====== PROVIDED MATERIAL

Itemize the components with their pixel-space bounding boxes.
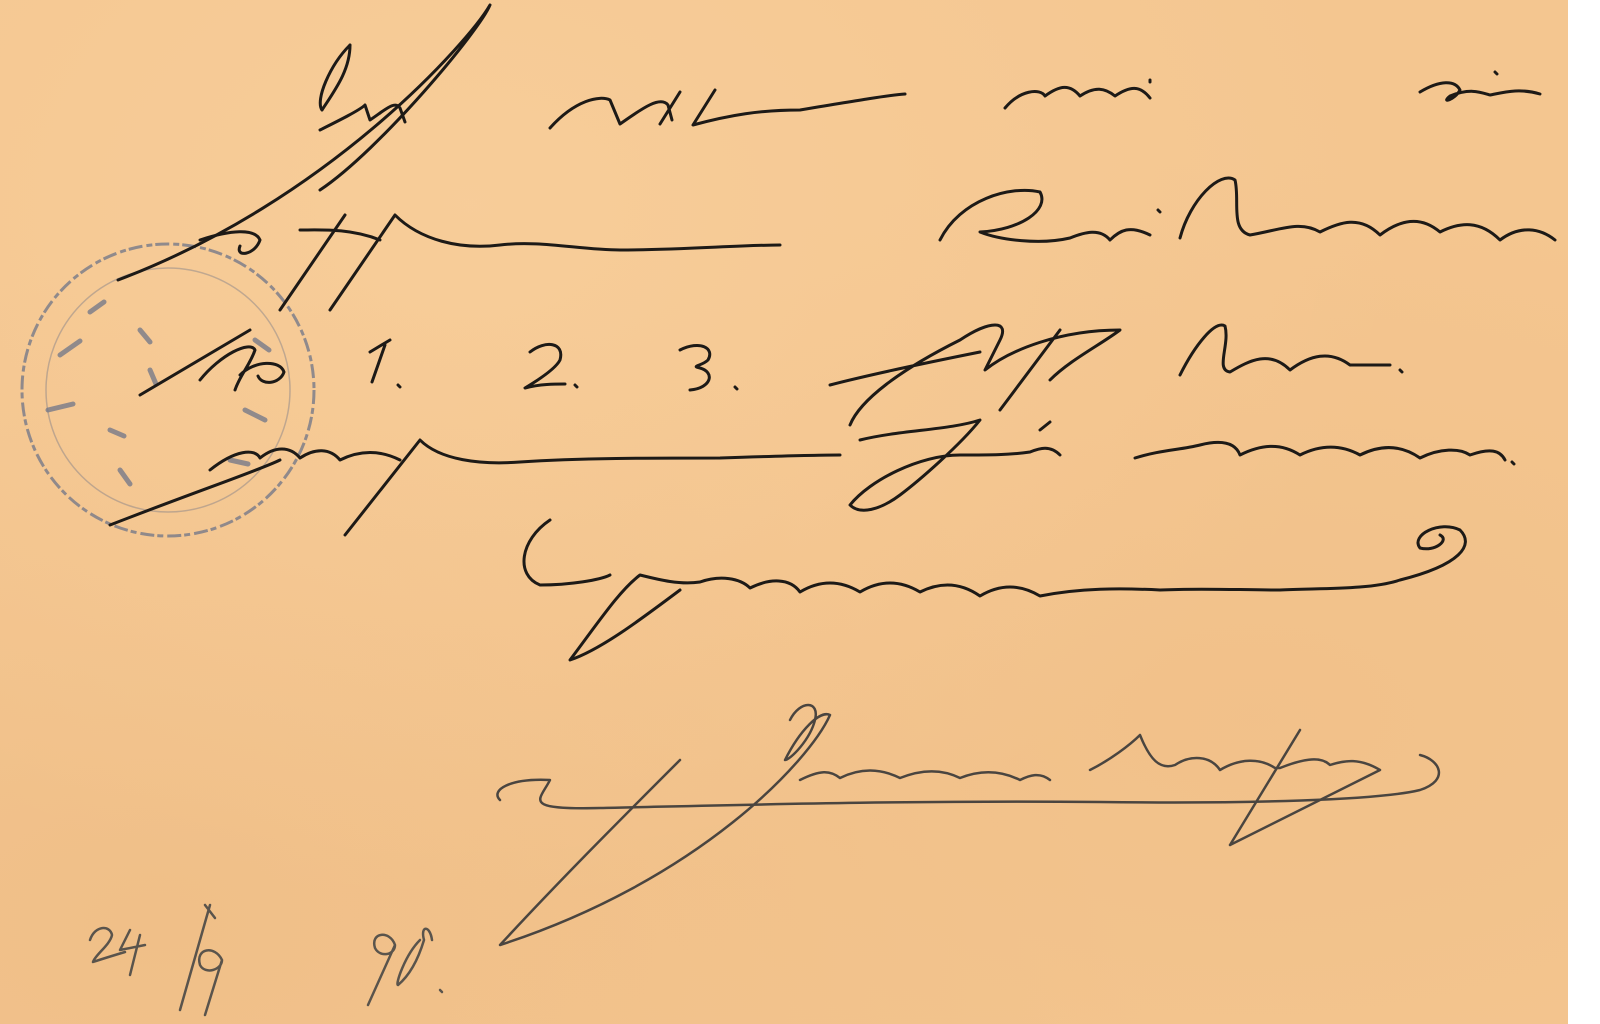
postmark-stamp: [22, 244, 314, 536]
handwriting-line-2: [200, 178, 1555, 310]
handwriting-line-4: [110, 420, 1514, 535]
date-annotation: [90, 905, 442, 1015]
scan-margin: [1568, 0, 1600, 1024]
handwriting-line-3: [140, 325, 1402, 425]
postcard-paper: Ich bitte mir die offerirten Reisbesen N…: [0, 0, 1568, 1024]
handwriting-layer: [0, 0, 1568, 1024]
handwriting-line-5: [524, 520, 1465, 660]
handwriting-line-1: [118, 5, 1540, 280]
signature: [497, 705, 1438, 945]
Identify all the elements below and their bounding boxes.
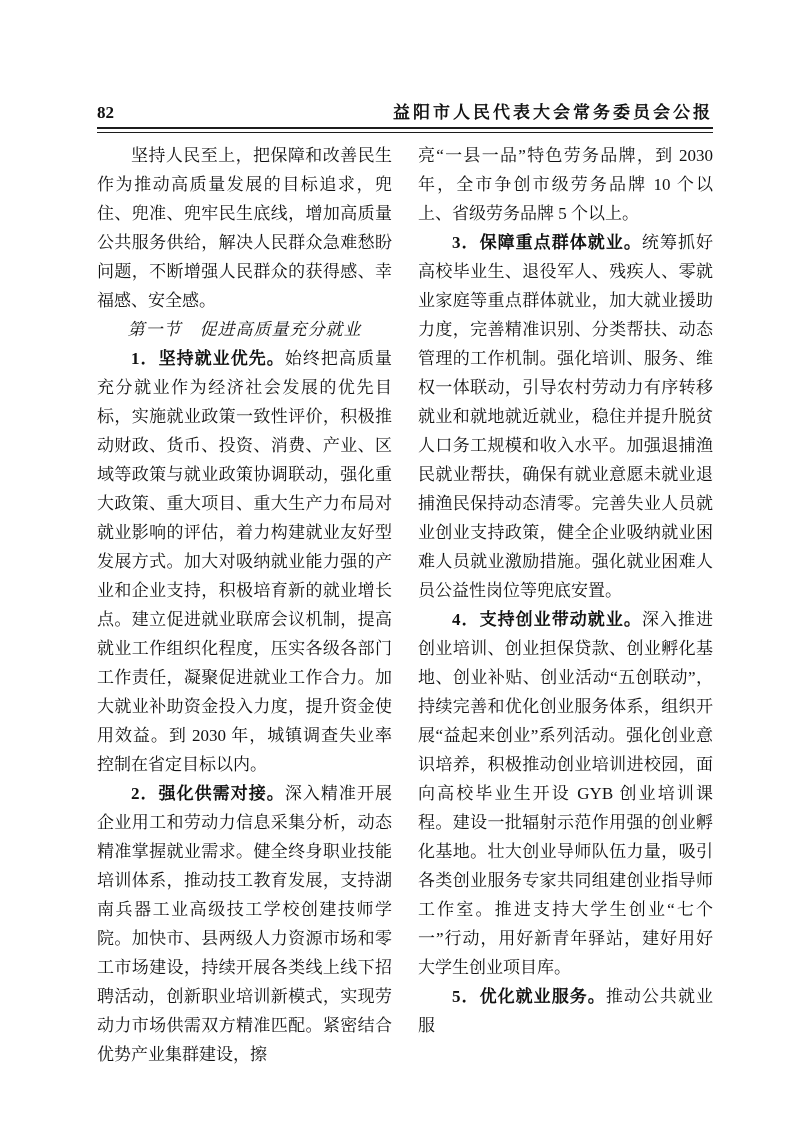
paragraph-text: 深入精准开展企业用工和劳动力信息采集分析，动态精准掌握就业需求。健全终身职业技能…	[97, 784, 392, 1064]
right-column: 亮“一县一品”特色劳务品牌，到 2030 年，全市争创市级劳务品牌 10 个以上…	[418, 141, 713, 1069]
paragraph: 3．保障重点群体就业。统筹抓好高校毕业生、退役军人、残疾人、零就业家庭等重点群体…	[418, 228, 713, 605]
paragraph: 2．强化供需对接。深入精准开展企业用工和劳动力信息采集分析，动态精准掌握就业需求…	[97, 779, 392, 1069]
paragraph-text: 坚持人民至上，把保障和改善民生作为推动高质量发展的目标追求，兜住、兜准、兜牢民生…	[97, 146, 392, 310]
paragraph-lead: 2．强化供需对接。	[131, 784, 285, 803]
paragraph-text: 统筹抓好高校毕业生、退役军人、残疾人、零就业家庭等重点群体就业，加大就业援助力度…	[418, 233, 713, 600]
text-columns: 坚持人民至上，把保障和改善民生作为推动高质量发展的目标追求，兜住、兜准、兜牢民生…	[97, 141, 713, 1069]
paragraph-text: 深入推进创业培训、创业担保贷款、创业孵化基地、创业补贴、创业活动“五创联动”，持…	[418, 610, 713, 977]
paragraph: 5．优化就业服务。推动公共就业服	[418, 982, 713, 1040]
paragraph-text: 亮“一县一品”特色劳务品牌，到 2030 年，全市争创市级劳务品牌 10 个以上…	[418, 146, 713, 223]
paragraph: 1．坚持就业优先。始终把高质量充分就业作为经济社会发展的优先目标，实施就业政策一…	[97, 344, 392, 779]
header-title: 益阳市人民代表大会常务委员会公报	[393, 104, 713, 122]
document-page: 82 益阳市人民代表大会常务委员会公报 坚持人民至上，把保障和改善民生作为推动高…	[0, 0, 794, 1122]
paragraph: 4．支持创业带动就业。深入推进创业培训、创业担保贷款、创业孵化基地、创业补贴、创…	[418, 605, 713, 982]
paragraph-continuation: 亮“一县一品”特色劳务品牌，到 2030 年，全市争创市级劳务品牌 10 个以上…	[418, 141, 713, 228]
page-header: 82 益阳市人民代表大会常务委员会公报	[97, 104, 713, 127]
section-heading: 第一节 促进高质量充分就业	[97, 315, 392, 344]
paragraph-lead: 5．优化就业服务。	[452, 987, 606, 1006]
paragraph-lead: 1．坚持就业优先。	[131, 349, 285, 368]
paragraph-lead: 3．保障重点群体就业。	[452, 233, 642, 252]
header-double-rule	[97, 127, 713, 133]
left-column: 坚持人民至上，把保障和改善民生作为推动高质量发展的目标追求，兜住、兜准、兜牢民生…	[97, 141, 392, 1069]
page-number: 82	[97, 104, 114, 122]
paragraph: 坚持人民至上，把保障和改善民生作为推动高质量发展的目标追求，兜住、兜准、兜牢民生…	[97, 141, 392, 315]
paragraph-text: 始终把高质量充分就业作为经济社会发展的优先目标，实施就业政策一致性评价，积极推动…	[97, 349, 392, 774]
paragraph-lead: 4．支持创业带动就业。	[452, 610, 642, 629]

============

- TASK GOAL
Please copy out the lines from the one containing "784, 392, 1064]" down to the one containing "779, 392, 1069]", both included, without changing anything.

- SOLUTION TO THE PROBLEM
paragraph-text: 深入精准开展企业用工和劳动力信息采集分析，动态精准掌握就业需求。健全终身职业技能…	[97, 784, 392, 1064]
right-column: 亮“一县一品”特色劳务品牌，到 2030 年，全市争创市级劳务品牌 10 个以上…	[418, 141, 713, 1069]
paragraph: 3．保障重点群体就业。统筹抓好高校毕业生、退役军人、残疾人、零就业家庭等重点群体…	[418, 228, 713, 605]
paragraph: 2．强化供需对接。深入精准开展企业用工和劳动力信息采集分析，动态精准掌握就业需求…	[97, 779, 392, 1069]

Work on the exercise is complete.